**Problem requirements:** Below are records. Count every line containing the word "박지성보다" and give the number alone.

### Records to use ###

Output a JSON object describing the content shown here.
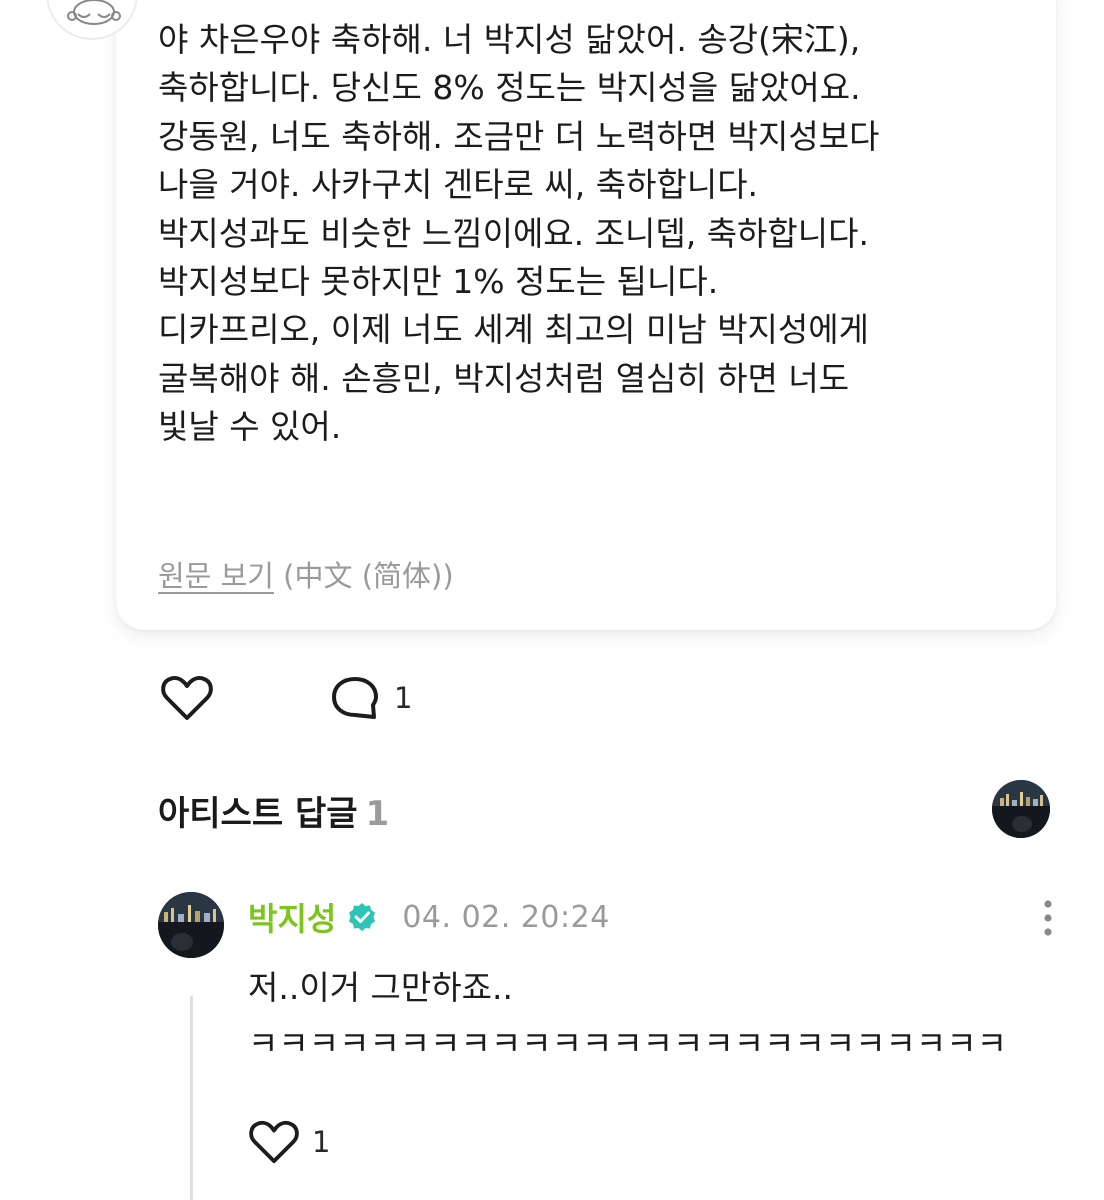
{
  "post": {
    "author_avatar_icon": "cartoon-character-avatar-icon",
    "translated_lines": [
      "야 차은우야 축하해. 너 박지성 닮았어. 송강(宋江),",
      "축하합니다. 당신도 8% 정도는 박지성을 닮았어요.",
      "강동원, 너도 축하해. 조금만 더 노력하면 박지성보다",
      "나을 거야. 사카구치 겐타로 씨, 축하합니다.",
      "박지성과도 비슷한 느낌이에요. 조니뎁, 축하합니다.",
      "박지성보다 못하지만 1% 정도는 됩니다.",
      "디카프리오, 이제 너도 세계 최고의 미남 박지성에게",
      "굴복해야 해. 손흥민, 박지성처럼 열심히 하면 너도",
      "빛날 수 있어."
    ],
    "view_original_label": "원문 보기",
    "original_language": "(中文 (简体))",
    "like_icon": "heart-outline-icon",
    "comment_icon": "speech-bubble-icon",
    "comment_count": "1"
  },
  "artist_replies": {
    "title": "아티스트 답글",
    "count": "1",
    "thumbnail_icon": "night-cityscape-avatar"
  },
  "reply": {
    "author": "박지성",
    "verified_icon": "verified-badge-icon",
    "timestamp": "04. 02. 20:24",
    "lines": [
      "저..이거 그만하죠..",
      "ㅋㅋㅋㅋㅋㅋㅋㅋㅋㅋㅋㅋㅋㅋㅋㅋㅋㅋㅋㅋㅋㅋㅋㅋㅋ"
    ],
    "like_count": "1",
    "more_icon": "more-vertical-icon"
  },
  "colors": {
    "accent_green": "#7cc51f",
    "verified_teal": "#2ec4b6",
    "muted_gray": "#9a9a9a",
    "text": "#1c1c1c"
  }
}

###

**Finished answer:** 2